◆ **Records for the exercise**
────────────────────

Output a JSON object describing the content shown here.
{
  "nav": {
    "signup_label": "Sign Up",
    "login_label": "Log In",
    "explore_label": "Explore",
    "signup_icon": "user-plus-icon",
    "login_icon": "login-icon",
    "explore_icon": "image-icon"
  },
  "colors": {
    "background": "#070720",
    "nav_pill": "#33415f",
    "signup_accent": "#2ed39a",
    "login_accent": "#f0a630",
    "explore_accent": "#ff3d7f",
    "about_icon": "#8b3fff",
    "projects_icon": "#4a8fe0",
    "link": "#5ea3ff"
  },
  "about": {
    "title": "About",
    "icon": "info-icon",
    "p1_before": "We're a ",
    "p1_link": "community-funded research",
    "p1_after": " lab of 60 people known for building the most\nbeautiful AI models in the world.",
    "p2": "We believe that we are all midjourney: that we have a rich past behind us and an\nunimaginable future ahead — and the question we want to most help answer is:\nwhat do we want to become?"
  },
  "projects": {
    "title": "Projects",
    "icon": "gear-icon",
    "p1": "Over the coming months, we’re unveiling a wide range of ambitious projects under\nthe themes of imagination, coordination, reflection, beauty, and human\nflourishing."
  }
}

────────────────────

◆ **Exercise directions**
Exactly reproduce every record.

◆ **Task answer**
Output a JSON object describing the content shown here.
{
  "nav": {
    "signup_label": "Sign Up",
    "login_label": "Log In",
    "explore_label": "Explore",
    "signup_icon": "user-plus-icon",
    "login_icon": "login-icon",
    "explore_icon": "image-icon"
  },
  "colors": {
    "background": "#070720",
    "nav_pill": "#33415f",
    "signup_accent": "#2ed39a",
    "login_accent": "#f0a630",
    "explore_accent": "#ff3d7f",
    "about_icon": "#8b3fff",
    "projects_icon": "#4a8fe0",
    "link": "#5ea3ff"
  },
  "about": {
    "title": "About",
    "icon": "info-icon",
    "p1_before": "We're a ",
    "p1_link": "community-funded research",
    "p1_after": " lab of 60 people known for building the most\nbeautiful AI models in the world.",
    "p2": "We believe that we are all midjourney: that we have a rich past behind us and an\nunimaginable future ahead — and the question we want to most help answer is:\nwhat do we want to become?"
  },
  "projects": {
    "title": "Projects",
    "icon": "gear-icon",
    "p1": "Over the coming months, we’re unveiling a wide range of ambitious projects under\nthe themes of imagination, coordination, reflection, beauty, and human\nflourishing."
  }
}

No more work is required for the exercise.